• GIVEN INSTRUCTION:
In the listing below, how many lines contain the word "color"? Please respond with the number only.

[Figure dataset records]
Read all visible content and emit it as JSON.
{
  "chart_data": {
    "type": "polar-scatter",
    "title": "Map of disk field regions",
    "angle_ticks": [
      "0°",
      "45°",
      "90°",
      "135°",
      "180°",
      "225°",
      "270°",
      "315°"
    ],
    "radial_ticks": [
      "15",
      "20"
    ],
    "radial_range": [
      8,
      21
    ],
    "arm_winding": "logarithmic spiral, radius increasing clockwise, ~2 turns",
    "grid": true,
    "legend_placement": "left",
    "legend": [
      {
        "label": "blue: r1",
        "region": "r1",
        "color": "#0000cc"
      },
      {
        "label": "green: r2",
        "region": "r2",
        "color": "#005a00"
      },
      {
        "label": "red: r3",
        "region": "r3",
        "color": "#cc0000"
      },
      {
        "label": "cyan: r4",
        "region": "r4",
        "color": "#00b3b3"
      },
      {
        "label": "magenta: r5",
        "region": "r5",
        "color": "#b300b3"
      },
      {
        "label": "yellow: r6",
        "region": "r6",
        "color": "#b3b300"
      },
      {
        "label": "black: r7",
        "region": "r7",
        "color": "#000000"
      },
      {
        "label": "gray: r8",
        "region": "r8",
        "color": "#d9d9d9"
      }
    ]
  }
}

• RESULT OF THIS EXERCISE:
8